# Job
Count how many lines below include the string "Active", and give that number without anything else.

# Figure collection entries
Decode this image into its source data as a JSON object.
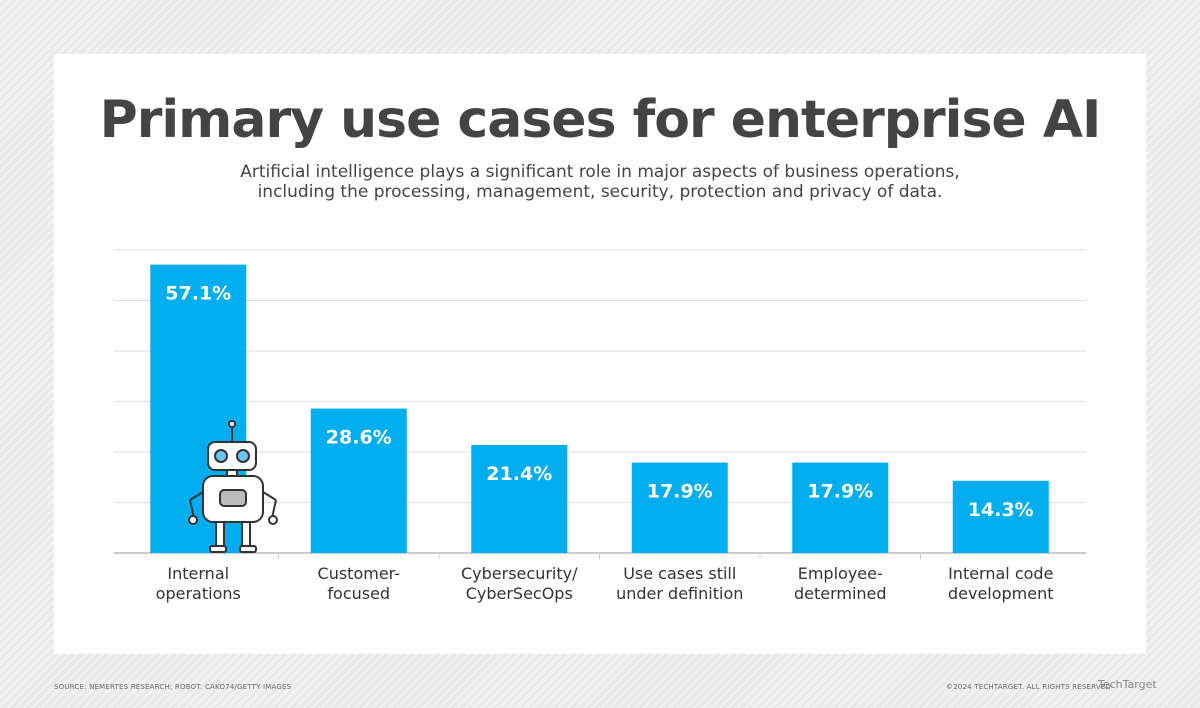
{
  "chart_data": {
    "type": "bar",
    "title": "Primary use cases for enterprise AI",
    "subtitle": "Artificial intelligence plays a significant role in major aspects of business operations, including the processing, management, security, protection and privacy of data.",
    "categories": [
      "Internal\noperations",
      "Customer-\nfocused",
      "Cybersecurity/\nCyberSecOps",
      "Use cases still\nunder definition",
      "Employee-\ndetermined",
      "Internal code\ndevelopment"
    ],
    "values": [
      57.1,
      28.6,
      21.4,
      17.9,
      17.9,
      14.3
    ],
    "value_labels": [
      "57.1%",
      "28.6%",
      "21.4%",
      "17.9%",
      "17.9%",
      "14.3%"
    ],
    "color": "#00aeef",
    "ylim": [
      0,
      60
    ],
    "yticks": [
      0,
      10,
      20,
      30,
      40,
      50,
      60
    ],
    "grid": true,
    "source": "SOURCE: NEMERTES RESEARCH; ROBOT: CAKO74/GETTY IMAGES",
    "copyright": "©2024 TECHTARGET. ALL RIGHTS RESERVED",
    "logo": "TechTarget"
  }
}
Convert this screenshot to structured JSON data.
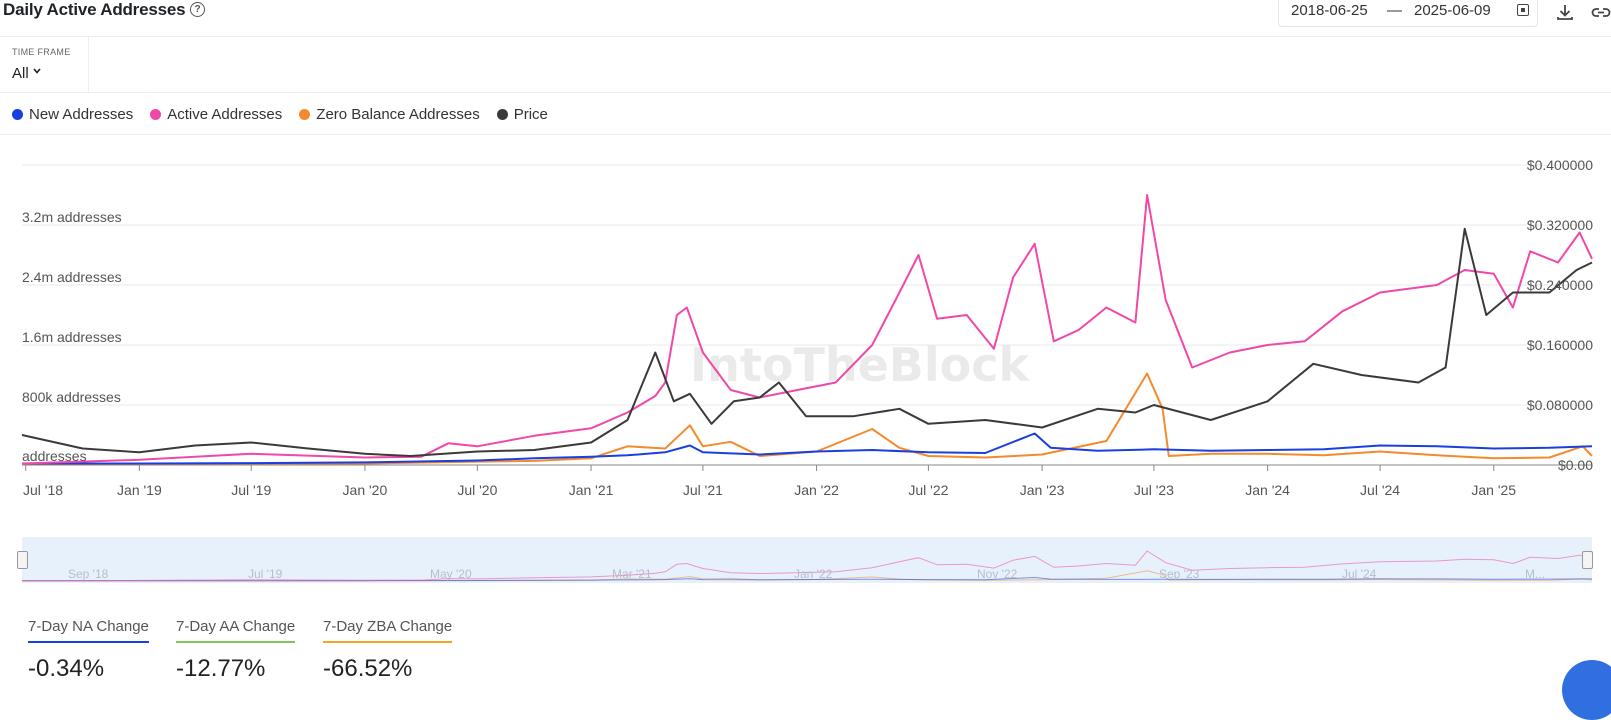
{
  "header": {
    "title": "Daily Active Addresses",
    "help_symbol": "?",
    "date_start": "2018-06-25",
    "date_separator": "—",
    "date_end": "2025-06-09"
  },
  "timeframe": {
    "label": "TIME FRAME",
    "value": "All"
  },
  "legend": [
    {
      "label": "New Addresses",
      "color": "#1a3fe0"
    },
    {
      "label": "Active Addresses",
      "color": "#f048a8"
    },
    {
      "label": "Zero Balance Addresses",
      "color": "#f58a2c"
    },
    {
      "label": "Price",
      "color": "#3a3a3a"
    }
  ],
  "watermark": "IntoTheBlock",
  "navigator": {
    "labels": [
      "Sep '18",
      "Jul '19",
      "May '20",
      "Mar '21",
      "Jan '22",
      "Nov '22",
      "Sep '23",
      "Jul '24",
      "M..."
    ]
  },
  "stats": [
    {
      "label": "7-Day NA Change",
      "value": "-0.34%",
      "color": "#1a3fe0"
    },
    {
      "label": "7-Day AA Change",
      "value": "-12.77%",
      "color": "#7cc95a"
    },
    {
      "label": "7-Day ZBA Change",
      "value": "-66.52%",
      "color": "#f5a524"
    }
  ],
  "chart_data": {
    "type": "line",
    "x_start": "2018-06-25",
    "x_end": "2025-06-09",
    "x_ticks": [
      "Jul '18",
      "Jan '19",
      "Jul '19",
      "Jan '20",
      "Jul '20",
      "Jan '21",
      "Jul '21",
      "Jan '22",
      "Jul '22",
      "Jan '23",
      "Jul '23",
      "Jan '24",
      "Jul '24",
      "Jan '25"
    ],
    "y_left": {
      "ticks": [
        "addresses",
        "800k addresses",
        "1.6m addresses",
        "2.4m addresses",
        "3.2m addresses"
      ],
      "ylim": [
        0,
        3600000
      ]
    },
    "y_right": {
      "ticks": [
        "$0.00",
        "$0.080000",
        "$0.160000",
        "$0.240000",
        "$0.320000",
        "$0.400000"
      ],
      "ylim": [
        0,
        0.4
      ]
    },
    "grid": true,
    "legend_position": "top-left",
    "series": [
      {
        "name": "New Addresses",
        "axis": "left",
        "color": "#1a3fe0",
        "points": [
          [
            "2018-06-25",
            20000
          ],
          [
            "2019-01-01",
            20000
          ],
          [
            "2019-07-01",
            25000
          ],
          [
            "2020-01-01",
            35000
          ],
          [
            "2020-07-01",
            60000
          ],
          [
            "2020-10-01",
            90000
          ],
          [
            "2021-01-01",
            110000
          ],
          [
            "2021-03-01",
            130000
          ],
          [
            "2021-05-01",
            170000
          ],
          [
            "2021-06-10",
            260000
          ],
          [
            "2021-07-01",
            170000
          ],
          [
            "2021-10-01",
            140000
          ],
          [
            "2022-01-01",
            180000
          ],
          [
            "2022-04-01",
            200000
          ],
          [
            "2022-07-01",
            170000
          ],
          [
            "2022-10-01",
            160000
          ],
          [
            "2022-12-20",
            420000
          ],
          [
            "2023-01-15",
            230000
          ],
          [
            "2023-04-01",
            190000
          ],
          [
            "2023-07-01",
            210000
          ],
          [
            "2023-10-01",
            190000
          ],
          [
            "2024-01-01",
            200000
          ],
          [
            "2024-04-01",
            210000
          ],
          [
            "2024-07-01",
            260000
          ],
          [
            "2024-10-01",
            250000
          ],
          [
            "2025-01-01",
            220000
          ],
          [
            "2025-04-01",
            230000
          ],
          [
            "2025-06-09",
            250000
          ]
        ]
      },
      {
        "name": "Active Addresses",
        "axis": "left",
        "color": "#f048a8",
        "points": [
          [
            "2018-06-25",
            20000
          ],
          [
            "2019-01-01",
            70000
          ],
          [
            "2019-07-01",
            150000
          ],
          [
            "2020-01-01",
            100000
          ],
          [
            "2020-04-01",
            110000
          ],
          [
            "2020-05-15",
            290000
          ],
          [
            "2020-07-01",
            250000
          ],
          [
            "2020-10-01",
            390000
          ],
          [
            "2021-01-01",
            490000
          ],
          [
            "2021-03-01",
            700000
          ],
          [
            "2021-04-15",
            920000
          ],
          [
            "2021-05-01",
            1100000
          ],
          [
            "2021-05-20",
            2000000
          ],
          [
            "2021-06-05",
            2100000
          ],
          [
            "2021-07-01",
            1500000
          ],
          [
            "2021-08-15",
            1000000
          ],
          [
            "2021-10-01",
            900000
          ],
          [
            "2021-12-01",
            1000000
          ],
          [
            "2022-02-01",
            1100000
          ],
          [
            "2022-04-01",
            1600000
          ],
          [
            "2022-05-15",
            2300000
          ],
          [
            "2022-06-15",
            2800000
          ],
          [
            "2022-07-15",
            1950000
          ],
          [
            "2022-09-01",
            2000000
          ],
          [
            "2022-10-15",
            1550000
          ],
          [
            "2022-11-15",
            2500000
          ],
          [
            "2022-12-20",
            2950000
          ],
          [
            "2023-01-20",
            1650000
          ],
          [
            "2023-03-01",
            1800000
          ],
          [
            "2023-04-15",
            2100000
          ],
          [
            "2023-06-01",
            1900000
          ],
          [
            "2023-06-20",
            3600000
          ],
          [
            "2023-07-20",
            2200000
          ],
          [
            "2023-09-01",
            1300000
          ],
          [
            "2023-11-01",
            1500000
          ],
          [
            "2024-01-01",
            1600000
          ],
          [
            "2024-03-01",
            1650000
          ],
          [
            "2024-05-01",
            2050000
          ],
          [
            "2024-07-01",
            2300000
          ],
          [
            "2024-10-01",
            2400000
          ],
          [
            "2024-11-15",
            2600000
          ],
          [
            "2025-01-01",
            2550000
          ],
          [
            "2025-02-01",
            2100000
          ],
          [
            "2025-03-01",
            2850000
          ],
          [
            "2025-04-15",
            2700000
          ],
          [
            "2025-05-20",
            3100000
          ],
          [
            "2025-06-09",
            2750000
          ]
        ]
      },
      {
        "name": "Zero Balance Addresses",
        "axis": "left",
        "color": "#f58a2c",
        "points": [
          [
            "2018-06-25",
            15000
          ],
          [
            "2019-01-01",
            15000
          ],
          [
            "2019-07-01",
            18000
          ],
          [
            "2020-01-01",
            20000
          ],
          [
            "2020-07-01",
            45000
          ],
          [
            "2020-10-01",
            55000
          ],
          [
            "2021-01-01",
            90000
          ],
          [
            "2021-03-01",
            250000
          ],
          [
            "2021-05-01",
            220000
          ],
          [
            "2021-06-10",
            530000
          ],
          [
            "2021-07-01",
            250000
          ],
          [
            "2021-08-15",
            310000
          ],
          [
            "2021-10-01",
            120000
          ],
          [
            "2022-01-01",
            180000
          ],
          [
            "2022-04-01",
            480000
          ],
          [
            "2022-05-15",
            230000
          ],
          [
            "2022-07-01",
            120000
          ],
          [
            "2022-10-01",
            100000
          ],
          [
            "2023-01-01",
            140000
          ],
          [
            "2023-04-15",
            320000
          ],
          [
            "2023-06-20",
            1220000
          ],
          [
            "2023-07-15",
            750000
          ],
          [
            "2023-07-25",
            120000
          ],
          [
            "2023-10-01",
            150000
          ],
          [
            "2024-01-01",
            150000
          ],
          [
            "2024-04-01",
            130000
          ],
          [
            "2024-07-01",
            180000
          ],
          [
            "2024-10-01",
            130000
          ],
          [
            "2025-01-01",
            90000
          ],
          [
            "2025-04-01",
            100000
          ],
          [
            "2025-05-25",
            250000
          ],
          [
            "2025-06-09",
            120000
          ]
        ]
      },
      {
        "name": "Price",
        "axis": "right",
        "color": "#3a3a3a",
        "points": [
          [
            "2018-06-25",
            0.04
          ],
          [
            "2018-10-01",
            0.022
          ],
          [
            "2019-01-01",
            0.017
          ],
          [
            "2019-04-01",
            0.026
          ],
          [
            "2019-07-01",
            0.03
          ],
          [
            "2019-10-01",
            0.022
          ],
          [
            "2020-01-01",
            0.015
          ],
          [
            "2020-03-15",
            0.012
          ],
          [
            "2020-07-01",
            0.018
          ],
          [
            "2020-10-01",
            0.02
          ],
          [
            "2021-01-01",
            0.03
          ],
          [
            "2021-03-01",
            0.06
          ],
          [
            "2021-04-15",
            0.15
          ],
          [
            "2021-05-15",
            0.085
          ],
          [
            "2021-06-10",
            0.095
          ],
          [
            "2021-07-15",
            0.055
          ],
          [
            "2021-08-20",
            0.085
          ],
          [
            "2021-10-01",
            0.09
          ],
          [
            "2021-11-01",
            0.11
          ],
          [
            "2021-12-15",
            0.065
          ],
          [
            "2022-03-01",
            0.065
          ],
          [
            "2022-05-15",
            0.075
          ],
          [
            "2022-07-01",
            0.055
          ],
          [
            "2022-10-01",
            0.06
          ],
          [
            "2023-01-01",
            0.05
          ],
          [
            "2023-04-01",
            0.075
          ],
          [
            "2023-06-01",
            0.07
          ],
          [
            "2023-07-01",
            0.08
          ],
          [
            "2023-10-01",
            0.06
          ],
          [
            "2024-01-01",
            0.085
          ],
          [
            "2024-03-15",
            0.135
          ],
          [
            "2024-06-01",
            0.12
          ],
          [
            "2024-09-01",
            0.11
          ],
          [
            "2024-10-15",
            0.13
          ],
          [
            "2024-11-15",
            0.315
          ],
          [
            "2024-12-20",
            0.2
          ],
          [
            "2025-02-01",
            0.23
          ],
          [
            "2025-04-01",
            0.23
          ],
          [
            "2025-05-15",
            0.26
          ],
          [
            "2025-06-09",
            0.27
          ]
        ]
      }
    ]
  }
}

# Written response
3